Le sort de l’allemand Grohe donne lieu à une partie de poker menteur
L’avenir du numéro un européen de la robinetterie pour cuisine et salle de bains, l’allemand Grohe, se joue en ce moment dans le cadre d’une véritable «partie de poker», comme le souligne une source proche citée par Reuters. Les actionnaires, TPG et la division capital-investissement de Credit Suisse, ont engagé en avril un processus de cession de Grohe, acquis pour 1,5 milliard d’euros auprès de BC Partners en 2004. Les propriétaires conserveraient ouvertes les deux options d’une introduction en Bourse et d’une cession en bloc, mais semblent désormais presser le pas.
Ils pourraient bien en effet entamer dès cette semaine une procédure d’IPO, afin de parer à l’échec des négociations en cours pour une cession directe, ou de hâter la signature d’un accord de vente, sachant que la procédure de lancement d’une IPO pourrait durer au moins un mois.
Selon diverses sources, en premier lieu le Wall Street Journal, le japonais Lixil aurait formulé l’offre la plus intéressante à TPG et Credit Suisse, une offre de plus de 3,0 milliards d’euros. Il s’agirait de la plus importante acquisition en Allemagne par un groupe japonais.

**Données de prédiction de boîtes englobantes**
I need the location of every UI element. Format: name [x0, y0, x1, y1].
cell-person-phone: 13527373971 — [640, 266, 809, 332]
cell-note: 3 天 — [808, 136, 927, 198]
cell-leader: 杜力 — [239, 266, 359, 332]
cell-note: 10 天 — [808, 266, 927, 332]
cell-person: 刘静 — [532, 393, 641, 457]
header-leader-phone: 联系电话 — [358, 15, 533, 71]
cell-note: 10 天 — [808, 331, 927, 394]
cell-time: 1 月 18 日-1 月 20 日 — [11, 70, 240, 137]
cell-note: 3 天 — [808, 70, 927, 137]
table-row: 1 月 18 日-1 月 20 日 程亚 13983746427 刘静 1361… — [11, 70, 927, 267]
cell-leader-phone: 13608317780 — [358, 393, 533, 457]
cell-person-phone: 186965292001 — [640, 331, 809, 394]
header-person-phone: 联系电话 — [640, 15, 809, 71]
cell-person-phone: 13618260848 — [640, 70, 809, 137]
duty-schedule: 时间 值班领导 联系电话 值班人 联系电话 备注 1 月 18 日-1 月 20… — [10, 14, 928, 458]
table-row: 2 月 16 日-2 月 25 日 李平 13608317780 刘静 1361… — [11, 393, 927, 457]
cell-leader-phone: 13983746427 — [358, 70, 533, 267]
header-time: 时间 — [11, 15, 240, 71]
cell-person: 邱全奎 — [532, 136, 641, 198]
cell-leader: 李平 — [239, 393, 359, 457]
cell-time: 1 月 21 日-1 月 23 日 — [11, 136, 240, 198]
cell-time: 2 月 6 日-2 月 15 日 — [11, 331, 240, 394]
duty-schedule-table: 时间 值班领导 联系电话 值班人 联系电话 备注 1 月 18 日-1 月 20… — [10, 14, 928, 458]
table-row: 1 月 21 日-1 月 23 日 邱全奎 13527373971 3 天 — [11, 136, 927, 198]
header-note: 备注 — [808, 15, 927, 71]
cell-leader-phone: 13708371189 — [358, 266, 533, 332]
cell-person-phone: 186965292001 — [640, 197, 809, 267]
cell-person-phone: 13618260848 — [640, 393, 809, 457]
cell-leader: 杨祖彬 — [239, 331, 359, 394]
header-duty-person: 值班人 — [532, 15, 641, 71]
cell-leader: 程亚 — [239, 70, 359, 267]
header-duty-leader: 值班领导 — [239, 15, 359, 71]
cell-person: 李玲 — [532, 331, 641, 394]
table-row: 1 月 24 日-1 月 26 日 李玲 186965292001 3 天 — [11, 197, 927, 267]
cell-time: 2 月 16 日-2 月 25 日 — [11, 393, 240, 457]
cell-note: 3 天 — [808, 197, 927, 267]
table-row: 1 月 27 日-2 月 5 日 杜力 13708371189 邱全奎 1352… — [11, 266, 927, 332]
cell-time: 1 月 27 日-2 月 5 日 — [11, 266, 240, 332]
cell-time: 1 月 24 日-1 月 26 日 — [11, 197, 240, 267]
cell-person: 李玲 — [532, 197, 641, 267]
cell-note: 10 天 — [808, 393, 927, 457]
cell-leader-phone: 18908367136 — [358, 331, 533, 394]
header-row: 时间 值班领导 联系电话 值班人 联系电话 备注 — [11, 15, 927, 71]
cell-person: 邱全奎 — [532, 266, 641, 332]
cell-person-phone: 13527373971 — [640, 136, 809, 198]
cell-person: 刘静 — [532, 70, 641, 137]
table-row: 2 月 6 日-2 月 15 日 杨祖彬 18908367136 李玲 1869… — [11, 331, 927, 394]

**Consignes**
[1] Recopiez l'article sur Grohe de "Ils pourraient bien" jusqu'à "un groupe japonais." inclus.
[2] Écrivez la suite de l'article sur Grohe après sa dernière phrase.
Les items n'ont aucun lien avec l'article sur Grohe.

**Réponses dans l'ordre**
[1]
Ils pourraient bien en effet entamer dès cette semaine une procédure d’IPO, afin de parer à l’échec des négociations en cours pour une cession directe, ou de hâter la signature d’un accord de vente, sachant que la procédure de lancement d’une IPO pourrait durer au moins un mois.
Selon diverses sources, en premier lieu le Wall Street Journal, le japonais Lixil aurait formulé l’offre la plus intéressante à TPG et Credit Suisse, une offre de plus de 3,0 milliards d’euros. Il s’agirait de la plus importante acquisition en Allemagne par un groupe japonais.

[2]
Lixil, qui ne fait pas mystère de sa volonté de croissance internationale (comme il l’a récemment démontré aux Etats-Unis), pourrait selon le Nikkei bénéficier du soutien de la Banque de développement du Japon. Un porte-parole a indiqué que l’industriel étudiait le dossier sans avoir pris pour l’instant de décision. Tandis qu’un porte-parole du concurrent suisse Geberit a assuré que son groupe n’avait pas soumis d’offre ferme. Mais il pourrait se placer parmi les prétendants si les discussions avec Lixil devaient échouer. Reuters croit de plus savoir que l’américain Fortune Brands et le brésilien Duratex ont renoncé.
Les pourparlers quant à la valorisation de Grohe semblent mettre la pression sur TPG et Credit Suisse. Ces derniers visaient en effet au printemps dernier un prix de 4 milliards de dollars, en ligne avec celui de Geberit qui capitalise environ 14 fois l’excédent brut d’exploitation (Ebitda). Mais les candidats potentiels feraient valoir une marge correspondante inférieure de 6 points côté Grohe, à 19% (273 millions d’euros l’an passé).